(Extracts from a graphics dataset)

#####

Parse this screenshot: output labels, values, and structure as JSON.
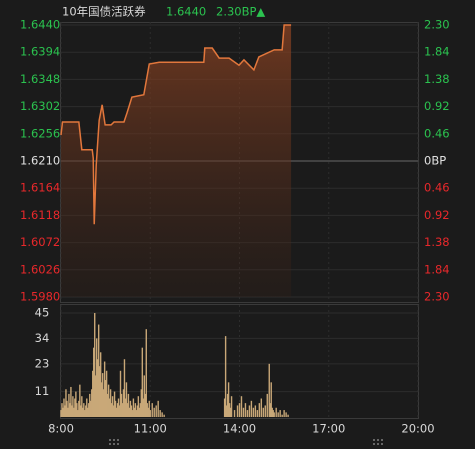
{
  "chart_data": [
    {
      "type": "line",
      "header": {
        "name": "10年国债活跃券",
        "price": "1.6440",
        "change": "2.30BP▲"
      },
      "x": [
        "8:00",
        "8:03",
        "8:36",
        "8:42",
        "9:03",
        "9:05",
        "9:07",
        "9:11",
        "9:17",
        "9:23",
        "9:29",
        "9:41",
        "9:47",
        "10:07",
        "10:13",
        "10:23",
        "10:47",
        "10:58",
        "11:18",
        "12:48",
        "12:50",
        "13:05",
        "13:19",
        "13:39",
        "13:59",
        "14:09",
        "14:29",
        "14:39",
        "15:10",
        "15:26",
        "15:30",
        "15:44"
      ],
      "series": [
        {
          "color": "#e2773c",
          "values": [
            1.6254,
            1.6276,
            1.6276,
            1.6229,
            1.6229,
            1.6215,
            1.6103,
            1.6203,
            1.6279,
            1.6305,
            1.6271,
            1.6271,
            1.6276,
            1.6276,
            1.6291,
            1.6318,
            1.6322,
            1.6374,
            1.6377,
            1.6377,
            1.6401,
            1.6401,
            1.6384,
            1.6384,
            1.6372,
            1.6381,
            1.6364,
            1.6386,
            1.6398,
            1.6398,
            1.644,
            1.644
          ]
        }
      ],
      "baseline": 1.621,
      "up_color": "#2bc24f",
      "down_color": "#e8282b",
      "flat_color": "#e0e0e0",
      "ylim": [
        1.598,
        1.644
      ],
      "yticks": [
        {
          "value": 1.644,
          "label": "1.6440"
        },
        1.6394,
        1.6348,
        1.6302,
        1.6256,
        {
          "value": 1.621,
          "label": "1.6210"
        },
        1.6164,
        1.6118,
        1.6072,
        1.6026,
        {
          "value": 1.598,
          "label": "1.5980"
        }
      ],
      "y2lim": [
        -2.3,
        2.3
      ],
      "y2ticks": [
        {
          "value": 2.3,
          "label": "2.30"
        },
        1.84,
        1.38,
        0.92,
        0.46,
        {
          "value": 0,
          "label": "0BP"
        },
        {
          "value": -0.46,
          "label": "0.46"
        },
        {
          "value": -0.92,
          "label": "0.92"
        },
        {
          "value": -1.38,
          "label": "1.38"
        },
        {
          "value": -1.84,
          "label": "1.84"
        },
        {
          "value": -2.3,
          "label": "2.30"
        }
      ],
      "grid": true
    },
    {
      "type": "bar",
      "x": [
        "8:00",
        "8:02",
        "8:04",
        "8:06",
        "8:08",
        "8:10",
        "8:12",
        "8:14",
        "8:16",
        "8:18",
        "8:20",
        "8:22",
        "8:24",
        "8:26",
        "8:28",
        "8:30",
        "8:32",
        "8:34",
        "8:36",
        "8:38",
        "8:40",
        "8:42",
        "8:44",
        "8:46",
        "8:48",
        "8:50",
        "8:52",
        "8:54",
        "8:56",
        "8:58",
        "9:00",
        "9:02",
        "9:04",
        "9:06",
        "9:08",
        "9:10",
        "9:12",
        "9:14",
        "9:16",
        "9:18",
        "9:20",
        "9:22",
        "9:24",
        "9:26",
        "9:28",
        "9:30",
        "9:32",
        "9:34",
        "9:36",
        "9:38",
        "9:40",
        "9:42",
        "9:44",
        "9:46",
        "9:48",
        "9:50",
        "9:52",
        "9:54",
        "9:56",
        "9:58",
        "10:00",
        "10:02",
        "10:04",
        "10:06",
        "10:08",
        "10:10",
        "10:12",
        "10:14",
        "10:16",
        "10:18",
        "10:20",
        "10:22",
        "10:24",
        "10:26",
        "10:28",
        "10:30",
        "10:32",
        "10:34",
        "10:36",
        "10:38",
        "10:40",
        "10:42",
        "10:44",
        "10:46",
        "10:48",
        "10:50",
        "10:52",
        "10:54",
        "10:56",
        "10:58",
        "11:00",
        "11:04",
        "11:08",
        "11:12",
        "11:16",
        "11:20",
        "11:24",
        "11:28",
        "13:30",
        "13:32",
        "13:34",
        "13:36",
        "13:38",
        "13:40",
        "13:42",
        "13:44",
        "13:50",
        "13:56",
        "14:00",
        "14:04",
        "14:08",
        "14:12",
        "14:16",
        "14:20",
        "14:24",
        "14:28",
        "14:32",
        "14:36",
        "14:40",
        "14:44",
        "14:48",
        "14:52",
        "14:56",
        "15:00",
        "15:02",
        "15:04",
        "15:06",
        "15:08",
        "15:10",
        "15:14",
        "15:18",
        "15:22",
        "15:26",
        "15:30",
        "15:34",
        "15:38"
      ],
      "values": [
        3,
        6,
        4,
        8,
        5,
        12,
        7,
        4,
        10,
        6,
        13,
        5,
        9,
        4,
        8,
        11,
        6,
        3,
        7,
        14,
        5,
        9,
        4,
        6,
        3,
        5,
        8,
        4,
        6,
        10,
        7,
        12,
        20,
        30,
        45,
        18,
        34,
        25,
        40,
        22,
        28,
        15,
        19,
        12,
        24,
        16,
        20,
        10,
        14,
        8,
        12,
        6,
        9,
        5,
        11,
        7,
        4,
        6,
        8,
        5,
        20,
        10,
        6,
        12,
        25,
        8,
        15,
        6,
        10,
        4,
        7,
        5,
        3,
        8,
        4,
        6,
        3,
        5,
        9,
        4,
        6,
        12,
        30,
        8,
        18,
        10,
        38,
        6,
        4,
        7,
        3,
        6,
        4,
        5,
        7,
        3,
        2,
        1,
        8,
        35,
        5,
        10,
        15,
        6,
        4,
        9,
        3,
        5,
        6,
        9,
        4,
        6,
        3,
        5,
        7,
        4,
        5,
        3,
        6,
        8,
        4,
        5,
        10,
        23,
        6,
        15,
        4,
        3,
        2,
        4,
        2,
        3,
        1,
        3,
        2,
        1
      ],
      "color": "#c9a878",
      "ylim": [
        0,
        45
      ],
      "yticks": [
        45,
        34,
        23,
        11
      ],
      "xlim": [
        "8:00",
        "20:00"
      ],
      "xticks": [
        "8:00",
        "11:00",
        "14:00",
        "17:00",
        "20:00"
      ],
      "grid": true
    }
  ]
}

#####

Goal
Leave out the pictures and output the rest of the material exactly as written.

Exercise output
Parse this screenshot: output labels, values, and structure as JSON.
{
  "chart_data": [
    {
      "type": "line",
      "header": {
        "name": "10年国债活跃券",
        "price": "1.6440",
        "change": "2.30BP▲"
      },
      "x": [
        "8:00",
        "8:03",
        "8:36",
        "8:42",
        "9:03",
        "9:05",
        "9:07",
        "9:11",
        "9:17",
        "9:23",
        "9:29",
        "9:41",
        "9:47",
        "10:07",
        "10:13",
        "10:23",
        "10:47",
        "10:58",
        "11:18",
        "12:48",
        "12:50",
        "13:05",
        "13:19",
        "13:39",
        "13:59",
        "14:09",
        "14:29",
        "14:39",
        "15:10",
        "15:26",
        "15:30",
        "15:44"
      ],
      "series": [
        {
          "color": "#e2773c",
          "values": [
            1.6254,
            1.6276,
            1.6276,
            1.6229,
            1.6229,
            1.6215,
            1.6103,
            1.6203,
            1.6279,
            1.6305,
            1.6271,
            1.6271,
            1.6276,
            1.6276,
            1.6291,
            1.6318,
            1.6322,
            1.6374,
            1.6377,
            1.6377,
            1.6401,
            1.6401,
            1.6384,
            1.6384,
            1.6372,
            1.6381,
            1.6364,
            1.6386,
            1.6398,
            1.6398,
            1.644,
            1.644
          ]
        }
      ],
      "baseline": 1.621,
      "up_color": "#2bc24f",
      "down_color": "#e8282b",
      "flat_color": "#e0e0e0",
      "ylim": [
        1.598,
        1.644
      ],
      "yticks": [
        {
          "value": 1.644,
          "label": "1.6440"
        },
        1.6394,
        1.6348,
        1.6302,
        1.6256,
        {
          "value": 1.621,
          "label": "1.6210"
        },
        1.6164,
        1.6118,
        1.6072,
        1.6026,
        {
          "value": 1.598,
          "label": "1.5980"
        }
      ],
      "y2lim": [
        -2.3,
        2.3
      ],
      "y2ticks": [
        {
          "value": 2.3,
          "label": "2.30"
        },
        1.84,
        1.38,
        0.92,
        0.46,
        {
          "value": 0,
          "label": "0BP"
        },
        {
          "value": -0.46,
          "label": "0.46"
        },
        {
          "value": -0.92,
          "label": "0.92"
        },
        {
          "value": -1.38,
          "label": "1.38"
        },
        {
          "value": -1.84,
          "label": "1.84"
        },
        {
          "value": -2.3,
          "label": "2.30"
        }
      ],
      "grid": true
    },
    {
      "type": "bar",
      "x": [
        "8:00",
        "8:02",
        "8:04",
        "8:06",
        "8:08",
        "8:10",
        "8:12",
        "8:14",
        "8:16",
        "8:18",
        "8:20",
        "8:22",
        "8:24",
        "8:26",
        "8:28",
        "8:30",
        "8:32",
        "8:34",
        "8:36",
        "8:38",
        "8:40",
        "8:42",
        "8:44",
        "8:46",
        "8:48",
        "8:50",
        "8:52",
        "8:54",
        "8:56",
        "8:58",
        "9:00",
        "9:02",
        "9:04",
        "9:06",
        "9:08",
        "9:10",
        "9:12",
        "9:14",
        "9:16",
        "9:18",
        "9:20",
        "9:22",
        "9:24",
        "9:26",
        "9:28",
        "9:30",
        "9:32",
        "9:34",
        "9:36",
        "9:38",
        "9:40",
        "9:42",
        "9:44",
        "9:46",
        "9:48",
        "9:50",
        "9:52",
        "9:54",
        "9:56",
        "9:58",
        "10:00",
        "10:02",
        "10:04",
        "10:06",
        "10:08",
        "10:10",
        "10:12",
        "10:14",
        "10:16",
        "10:18",
        "10:20",
        "10:22",
        "10:24",
        "10:26",
        "10:28",
        "10:30",
        "10:32",
        "10:34",
        "10:36",
        "10:38",
        "10:40",
        "10:42",
        "10:44",
        "10:46",
        "10:48",
        "10:50",
        "10:52",
        "10:54",
        "10:56",
        "10:58",
        "11:00",
        "11:04",
        "11:08",
        "11:12",
        "11:16",
        "11:20",
        "11:24",
        "11:28",
        "13:30",
        "13:32",
        "13:34",
        "13:36",
        "13:38",
        "13:40",
        "13:42",
        "13:44",
        "13:50",
        "13:56",
        "14:00",
        "14:04",
        "14:08",
        "14:12",
        "14:16",
        "14:20",
        "14:24",
        "14:28",
        "14:32",
        "14:36",
        "14:40",
        "14:44",
        "14:48",
        "14:52",
        "14:56",
        "15:00",
        "15:02",
        "15:04",
        "15:06",
        "15:08",
        "15:10",
        "15:14",
        "15:18",
        "15:22",
        "15:26",
        "15:30",
        "15:34",
        "15:38"
      ],
      "values": [
        3,
        6,
        4,
        8,
        5,
        12,
        7,
        4,
        10,
        6,
        13,
        5,
        9,
        4,
        8,
        11,
        6,
        3,
        7,
        14,
        5,
        9,
        4,
        6,
        3,
        5,
        8,
        4,
        6,
        10,
        7,
        12,
        20,
        30,
        45,
        18,
        34,
        25,
        40,
        22,
        28,
        15,
        19,
        12,
        24,
        16,
        20,
        10,
        14,
        8,
        12,
        6,
        9,
        5,
        11,
        7,
        4,
        6,
        8,
        5,
        20,
        10,
        6,
        12,
        25,
        8,
        15,
        6,
        10,
        4,
        7,
        5,
        3,
        8,
        4,
        6,
        3,
        5,
        9,
        4,
        6,
        12,
        30,
        8,
        18,
        10,
        38,
        6,
        4,
        7,
        3,
        6,
        4,
        5,
        7,
        3,
        2,
        1,
        8,
        35,
        5,
        10,
        15,
        6,
        4,
        9,
        3,
        5,
        6,
        9,
        4,
        6,
        3,
        5,
        7,
        4,
        5,
        3,
        6,
        8,
        4,
        5,
        10,
        23,
        6,
        15,
        4,
        3,
        2,
        4,
        2,
        3,
        1,
        3,
        2,
        1
      ],
      "color": "#c9a878",
      "ylim": [
        0,
        45
      ],
      "yticks": [
        45,
        34,
        23,
        11
      ],
      "xlim": [
        "8:00",
        "20:00"
      ],
      "xticks": [
        "8:00",
        "11:00",
        "14:00",
        "17:00",
        "20:00"
      ],
      "grid": true
    }
  ]
}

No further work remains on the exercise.